Records contained in a dataset
--

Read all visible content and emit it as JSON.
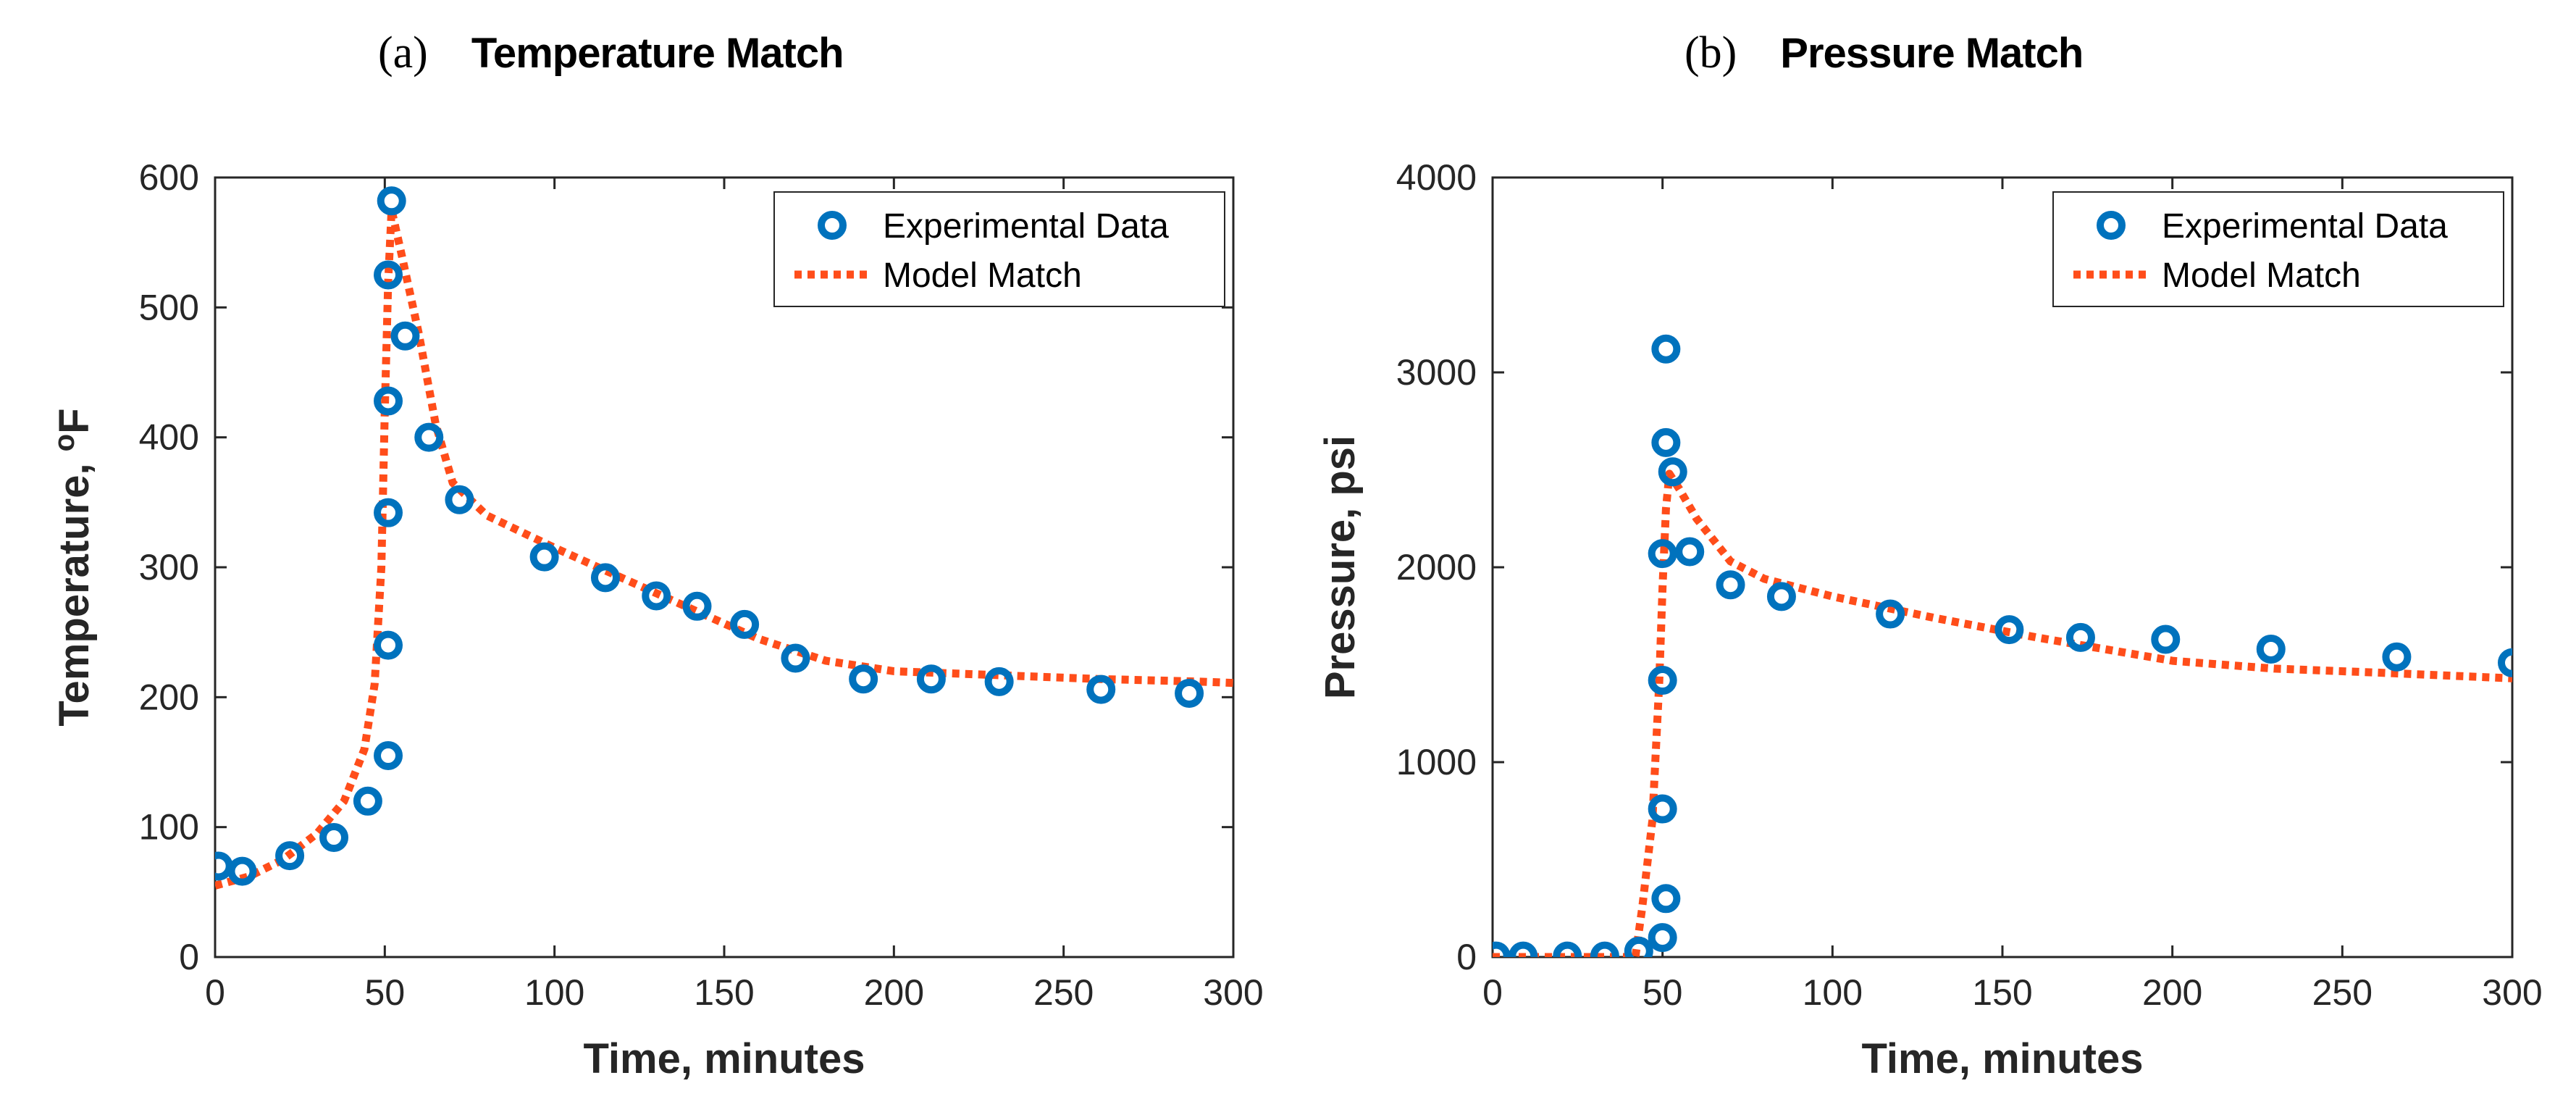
{
  "panels": [
    {
      "tag": "(a)",
      "title": "Temperature Match"
    },
    {
      "tag": "(b)",
      "title": "Pressure Match"
    }
  ],
  "colors": {
    "experimental": "#0072BD",
    "model": "#FF4D1A",
    "axis": "#262626"
  },
  "chart_data": [
    {
      "type": "scatter+line",
      "title": "Temperature Match",
      "xlabel": "Time, minutes",
      "ylabel_main": "Temperature, ",
      "ylabel_sup": "o",
      "ylabel_unit": "F",
      "xlim": [
        0,
        300
      ],
      "ylim": [
        0,
        600
      ],
      "xticks": [
        0,
        50,
        100,
        150,
        200,
        250,
        300
      ],
      "yticks": [
        0,
        100,
        200,
        300,
        400,
        500,
        600
      ],
      "legend": [
        "Experimental Data",
        "Model Match"
      ],
      "legend_position": "top-right",
      "series": [
        {
          "name": "Experimental Data",
          "style": "markers",
          "points": [
            [
              1,
              70
            ],
            [
              8,
              66
            ],
            [
              22,
              78
            ],
            [
              35,
              92
            ],
            [
              45,
              120
            ],
            [
              51,
              155
            ],
            [
              51,
              240
            ],
            [
              51,
              342
            ],
            [
              51,
              428
            ],
            [
              51,
              525
            ],
            [
              52,
              582
            ],
            [
              56,
              478
            ],
            [
              63,
              400
            ],
            [
              72,
              352
            ],
            [
              97,
              308
            ],
            [
              115,
              292
            ],
            [
              130,
              278
            ],
            [
              142,
              270
            ],
            [
              156,
              256
            ],
            [
              171,
              230
            ],
            [
              191,
              214
            ],
            [
              211,
              214
            ],
            [
              231,
              212
            ],
            [
              261,
              206
            ],
            [
              287,
              203
            ]
          ]
        },
        {
          "name": "Model Match",
          "style": "dotted-line",
          "points": [
            [
              0,
              55
            ],
            [
              10,
              62
            ],
            [
              20,
              75
            ],
            [
              30,
              95
            ],
            [
              38,
              120
            ],
            [
              44,
              160
            ],
            [
              47,
              210
            ],
            [
              49,
              300
            ],
            [
              50,
              420
            ],
            [
              51,
              520
            ],
            [
              52,
              575
            ],
            [
              55,
              540
            ],
            [
              60,
              480
            ],
            [
              65,
              410
            ],
            [
              70,
              365
            ],
            [
              80,
              340
            ],
            [
              100,
              315
            ],
            [
              130,
              280
            ],
            [
              160,
              245
            ],
            [
              180,
              228
            ],
            [
              200,
              220
            ],
            [
              230,
              217
            ],
            [
              260,
              214
            ],
            [
              290,
              212
            ],
            [
              300,
              211
            ]
          ]
        }
      ]
    },
    {
      "type": "scatter+line",
      "title": "Pressure Match",
      "xlabel": "Time, minutes",
      "ylabel_main": "Pressure, psi",
      "ylabel_sup": "",
      "ylabel_unit": "",
      "xlim": [
        0,
        300
      ],
      "ylim": [
        0,
        4000
      ],
      "xticks": [
        0,
        50,
        100,
        150,
        200,
        250,
        300
      ],
      "yticks": [
        0,
        1000,
        2000,
        3000,
        4000
      ],
      "legend": [
        "Experimental Data",
        "Model Match"
      ],
      "legend_position": "top-right",
      "series": [
        {
          "name": "Experimental Data",
          "style": "markers",
          "points": [
            [
              1,
              5
            ],
            [
              9,
              5
            ],
            [
              22,
              5
            ],
            [
              33,
              5
            ],
            [
              43,
              30
            ],
            [
              50,
              100
            ],
            [
              51,
              300
            ],
            [
              50,
              760
            ],
            [
              50,
              1420
            ],
            [
              50,
              2070
            ],
            [
              51,
              2640
            ],
            [
              51,
              3120
            ],
            [
              53,
              2490
            ],
            [
              58,
              2080
            ],
            [
              70,
              1910
            ],
            [
              85,
              1850
            ],
            [
              117,
              1760
            ],
            [
              152,
              1680
            ],
            [
              173,
              1640
            ],
            [
              198,
              1630
            ],
            [
              229,
              1580
            ],
            [
              266,
              1540
            ],
            [
              300,
              1510
            ]
          ]
        },
        {
          "name": "Model Match",
          "style": "dotted-line",
          "points": [
            [
              0,
              0
            ],
            [
              42,
              0
            ],
            [
              44,
              250
            ],
            [
              47,
              700
            ],
            [
              49,
              1400
            ],
            [
              50,
              1900
            ],
            [
              51,
              2300
            ],
            [
              52,
              2480
            ],
            [
              55,
              2400
            ],
            [
              60,
              2250
            ],
            [
              70,
              2030
            ],
            [
              80,
              1940
            ],
            [
              100,
              1850
            ],
            [
              130,
              1740
            ],
            [
              160,
              1640
            ],
            [
              200,
              1520
            ],
            [
              230,
              1480
            ],
            [
              260,
              1460
            ],
            [
              300,
              1430
            ]
          ]
        }
      ]
    }
  ]
}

--

### [Task statement]
Transcribe the full listing character for character. Pictures are excluded.

### [Result of this exercise]
Read all visible content and emit it as JSON.
{
  "panels": [
    {
      "tag": "(a)",
      "title": "Temperature Match"
    },
    {
      "tag": "(b)",
      "title": "Pressure Match"
    }
  ],
  "colors": {
    "experimental": "#0072BD",
    "model": "#FF4D1A",
    "axis": "#262626"
  },
  "chart_data": [
    {
      "type": "scatter+line",
      "title": "Temperature Match",
      "xlabel": "Time, minutes",
      "ylabel_main": "Temperature, ",
      "ylabel_sup": "o",
      "ylabel_unit": "F",
      "xlim": [
        0,
        300
      ],
      "ylim": [
        0,
        600
      ],
      "xticks": [
        0,
        50,
        100,
        150,
        200,
        250,
        300
      ],
      "yticks": [
        0,
        100,
        200,
        300,
        400,
        500,
        600
      ],
      "legend": [
        "Experimental Data",
        "Model Match"
      ],
      "legend_position": "top-right",
      "series": [
        {
          "name": "Experimental Data",
          "style": "markers",
          "points": [
            [
              1,
              70
            ],
            [
              8,
              66
            ],
            [
              22,
              78
            ],
            [
              35,
              92
            ],
            [
              45,
              120
            ],
            [
              51,
              155
            ],
            [
              51,
              240
            ],
            [
              51,
              342
            ],
            [
              51,
              428
            ],
            [
              51,
              525
            ],
            [
              52,
              582
            ],
            [
              56,
              478
            ],
            [
              63,
              400
            ],
            [
              72,
              352
            ],
            [
              97,
              308
            ],
            [
              115,
              292
            ],
            [
              130,
              278
            ],
            [
              142,
              270
            ],
            [
              156,
              256
            ],
            [
              171,
              230
            ],
            [
              191,
              214
            ],
            [
              211,
              214
            ],
            [
              231,
              212
            ],
            [
              261,
              206
            ],
            [
              287,
              203
            ]
          ]
        },
        {
          "name": "Model Match",
          "style": "dotted-line",
          "points": [
            [
              0,
              55
            ],
            [
              10,
              62
            ],
            [
              20,
              75
            ],
            [
              30,
              95
            ],
            [
              38,
              120
            ],
            [
              44,
              160
            ],
            [
              47,
              210
            ],
            [
              49,
              300
            ],
            [
              50,
              420
            ],
            [
              51,
              520
            ],
            [
              52,
              575
            ],
            [
              55,
              540
            ],
            [
              60,
              480
            ],
            [
              65,
              410
            ],
            [
              70,
              365
            ],
            [
              80,
              340
            ],
            [
              100,
              315
            ],
            [
              130,
              280
            ],
            [
              160,
              245
            ],
            [
              180,
              228
            ],
            [
              200,
              220
            ],
            [
              230,
              217
            ],
            [
              260,
              214
            ],
            [
              290,
              212
            ],
            [
              300,
              211
            ]
          ]
        }
      ]
    },
    {
      "type": "scatter+line",
      "title": "Pressure Match",
      "xlabel": "Time, minutes",
      "ylabel_main": "Pressure, psi",
      "ylabel_sup": "",
      "ylabel_unit": "",
      "xlim": [
        0,
        300
      ],
      "ylim": [
        0,
        4000
      ],
      "xticks": [
        0,
        50,
        100,
        150,
        200,
        250,
        300
      ],
      "yticks": [
        0,
        1000,
        2000,
        3000,
        4000
      ],
      "legend": [
        "Experimental Data",
        "Model Match"
      ],
      "legend_position": "top-right",
      "series": [
        {
          "name": "Experimental Data",
          "style": "markers",
          "points": [
            [
              1,
              5
            ],
            [
              9,
              5
            ],
            [
              22,
              5
            ],
            [
              33,
              5
            ],
            [
              43,
              30
            ],
            [
              50,
              100
            ],
            [
              51,
              300
            ],
            [
              50,
              760
            ],
            [
              50,
              1420
            ],
            [
              50,
              2070
            ],
            [
              51,
              2640
            ],
            [
              51,
              3120
            ],
            [
              53,
              2490
            ],
            [
              58,
              2080
            ],
            [
              70,
              1910
            ],
            [
              85,
              1850
            ],
            [
              117,
              1760
            ],
            [
              152,
              1680
            ],
            [
              173,
              1640
            ],
            [
              198,
              1630
            ],
            [
              229,
              1580
            ],
            [
              266,
              1540
            ],
            [
              300,
              1510
            ]
          ]
        },
        {
          "name": "Model Match",
          "style": "dotted-line",
          "points": [
            [
              0,
              0
            ],
            [
              42,
              0
            ],
            [
              44,
              250
            ],
            [
              47,
              700
            ],
            [
              49,
              1400
            ],
            [
              50,
              1900
            ],
            [
              51,
              2300
            ],
            [
              52,
              2480
            ],
            [
              55,
              2400
            ],
            [
              60,
              2250
            ],
            [
              70,
              2030
            ],
            [
              80,
              1940
            ],
            [
              100,
              1850
            ],
            [
              130,
              1740
            ],
            [
              160,
              1640
            ],
            [
              200,
              1520
            ],
            [
              230,
              1480
            ],
            [
              260,
              1460
            ],
            [
              300,
              1430
            ]
          ]
        }
      ]
    }
  ]
}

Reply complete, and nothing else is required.